--- START ---

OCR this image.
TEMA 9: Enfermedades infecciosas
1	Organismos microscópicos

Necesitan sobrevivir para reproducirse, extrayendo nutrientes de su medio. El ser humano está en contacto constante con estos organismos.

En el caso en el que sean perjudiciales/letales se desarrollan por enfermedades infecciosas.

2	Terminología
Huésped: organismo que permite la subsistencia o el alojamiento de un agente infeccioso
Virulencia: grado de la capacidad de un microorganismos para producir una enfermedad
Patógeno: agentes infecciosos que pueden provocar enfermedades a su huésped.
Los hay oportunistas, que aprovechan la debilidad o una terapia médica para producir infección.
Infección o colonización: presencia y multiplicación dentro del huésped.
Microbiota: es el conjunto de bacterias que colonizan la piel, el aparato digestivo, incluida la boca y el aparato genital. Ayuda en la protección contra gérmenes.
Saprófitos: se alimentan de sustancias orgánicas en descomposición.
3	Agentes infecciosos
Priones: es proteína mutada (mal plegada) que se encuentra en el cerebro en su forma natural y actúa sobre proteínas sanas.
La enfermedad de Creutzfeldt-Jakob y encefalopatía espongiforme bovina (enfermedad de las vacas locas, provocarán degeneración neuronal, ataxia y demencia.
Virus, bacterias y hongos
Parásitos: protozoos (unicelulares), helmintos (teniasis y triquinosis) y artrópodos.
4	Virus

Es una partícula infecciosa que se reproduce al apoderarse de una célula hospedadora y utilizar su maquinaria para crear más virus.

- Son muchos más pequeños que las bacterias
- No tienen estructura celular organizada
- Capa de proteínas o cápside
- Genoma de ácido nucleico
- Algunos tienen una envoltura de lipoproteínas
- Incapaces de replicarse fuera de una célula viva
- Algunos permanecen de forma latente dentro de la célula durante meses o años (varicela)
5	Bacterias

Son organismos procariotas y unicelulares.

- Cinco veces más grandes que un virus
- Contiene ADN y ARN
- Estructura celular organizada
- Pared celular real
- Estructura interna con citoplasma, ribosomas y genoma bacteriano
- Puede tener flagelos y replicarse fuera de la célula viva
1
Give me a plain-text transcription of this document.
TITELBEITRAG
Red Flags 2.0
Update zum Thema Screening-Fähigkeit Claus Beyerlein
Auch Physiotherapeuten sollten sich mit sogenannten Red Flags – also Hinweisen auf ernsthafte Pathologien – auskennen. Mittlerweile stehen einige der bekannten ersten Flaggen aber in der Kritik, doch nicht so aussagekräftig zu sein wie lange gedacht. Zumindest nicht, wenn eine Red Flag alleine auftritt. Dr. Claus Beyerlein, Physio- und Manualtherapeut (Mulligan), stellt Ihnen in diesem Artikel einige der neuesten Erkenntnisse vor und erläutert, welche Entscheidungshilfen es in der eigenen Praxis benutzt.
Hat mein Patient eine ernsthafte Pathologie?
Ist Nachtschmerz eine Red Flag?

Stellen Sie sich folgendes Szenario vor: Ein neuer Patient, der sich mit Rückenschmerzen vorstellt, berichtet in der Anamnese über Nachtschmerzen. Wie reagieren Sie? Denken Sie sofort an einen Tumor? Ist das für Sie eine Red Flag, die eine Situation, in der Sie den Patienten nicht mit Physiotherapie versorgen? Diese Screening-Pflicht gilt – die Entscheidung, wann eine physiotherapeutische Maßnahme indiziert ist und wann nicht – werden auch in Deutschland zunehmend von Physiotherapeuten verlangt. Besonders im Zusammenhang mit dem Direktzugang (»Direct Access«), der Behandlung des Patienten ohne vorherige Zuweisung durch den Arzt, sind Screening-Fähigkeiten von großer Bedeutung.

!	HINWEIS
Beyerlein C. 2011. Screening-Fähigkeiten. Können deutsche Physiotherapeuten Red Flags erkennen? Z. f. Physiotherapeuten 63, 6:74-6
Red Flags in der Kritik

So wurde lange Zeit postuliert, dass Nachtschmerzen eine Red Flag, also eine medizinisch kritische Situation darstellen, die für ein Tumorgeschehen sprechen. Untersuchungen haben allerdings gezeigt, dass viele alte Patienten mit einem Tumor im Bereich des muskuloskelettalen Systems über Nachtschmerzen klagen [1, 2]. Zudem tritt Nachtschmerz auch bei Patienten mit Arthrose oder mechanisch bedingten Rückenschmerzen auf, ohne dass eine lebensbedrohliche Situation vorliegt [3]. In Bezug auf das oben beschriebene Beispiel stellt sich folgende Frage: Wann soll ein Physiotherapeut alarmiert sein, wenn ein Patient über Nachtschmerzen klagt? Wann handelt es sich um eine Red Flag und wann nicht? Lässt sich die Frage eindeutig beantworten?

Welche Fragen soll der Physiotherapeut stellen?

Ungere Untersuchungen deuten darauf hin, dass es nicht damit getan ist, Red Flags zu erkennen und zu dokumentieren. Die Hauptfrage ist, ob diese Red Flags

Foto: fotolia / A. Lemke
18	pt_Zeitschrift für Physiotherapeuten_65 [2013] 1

--- END ---

The task: When a line in the records above contains the word "infecciosos", copy it.

Answer section:
Patógeno: agentes infecciosos que pueden provocar enfermedades a su huésped.
3	Agentes infecciosos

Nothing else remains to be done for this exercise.